* Begin *

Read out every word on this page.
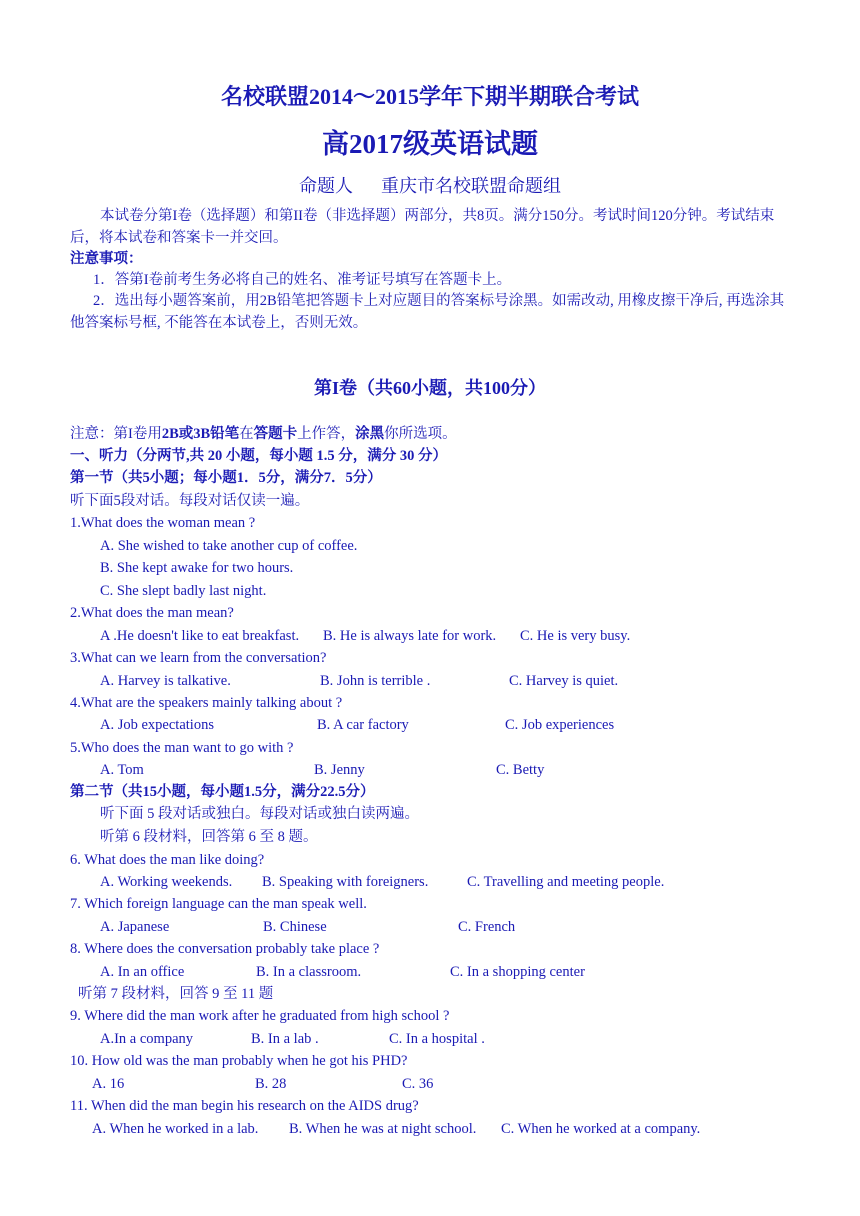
名校联盟2014～2015学年下期半期联合考试
高2017级英语试题
命题人 重庆市名校联盟命题组
本试卷分第I卷（选择题）和第II卷（非选择题）两部分，共8页。满分150分。考试时间120分钟。考试结束后，将本试卷和答案卡一并交回。
注意事项：
1．答第I卷前考生务必将自己的姓名、准考证号填写在答题卡上。
2．选出每小题答案前，用2B铅笔把答题卡上对应题目的答案标号涂黑。如需改动, 用橡皮擦干净后, 再选涂其他答案标号框, 不能答在本试卷上，否则无效。
第I卷（共60小题，共100分）
注意：第I卷用2B或3B铅笔在答题卡上作答，涂黑你所选项。
一、听力（分两节,共 20 小题，每小题 1.5 分，满分 30 分）
第一节（共5小题；每小题1．5分，满分7．5分）
听下面5段对话。每段对话仅读一遍。
1.What does the woman mean ?
A. She wished to take another cup of coffee.
B. She kept awake for two hours.
C. She slept badly last night.
2.What does the man mean?
A .He doesn't like to eat breakfast. B. He is always late for work. C. He is very busy.
3.What can we learn from the conversation?
A. Harvey is talkative.	B. John is terrible .	C. Harvey is quiet.
4.What are the speakers mainly talking about ?
A. Job expectations	B. A car factory	C. Job experiences
5.Who does the man want to go with ?
A. Tom	B. Jenny	C. Betty
第二节（共15小题，每小题1.5分，满分22.5分）
听下面 5 段对话或独白。每段对话或独白读两遍。
听第 6 段材料，回答第 6 至 8 题。
6. What does the man like doing?
A. Working weekends. B. Speaking with foreigners.	C. Travelling and meeting people.
7. Which foreign language can the man speak well.
A. Japanese	B. Chinese	C. French
8. Where does the conversation probably take place ?
A. In an office	B. In a classroom.	C. In a shopping center
听第 7 段材料，回答 9 至 11 题
9. Where did the man work after he graduated from high school ?
A.In a company	B. In a lab .	C. In a hospital .
10. How old was the man probably when he got his PHD?
A. 16	B. 28	C. 36
11. When did the man begin his research on the AIDS drug?
A. When he worked in a lab. B. When he was at night school. C. When he worked at a company.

* End *

_GIVEN TASK_
Please list every line of the records that contains "with".

_FULL RESPONSE_
5.Who does the man want to go with ?
A. Working weekends. B. Speaking with foreigners.	C. Travelling and meeting people.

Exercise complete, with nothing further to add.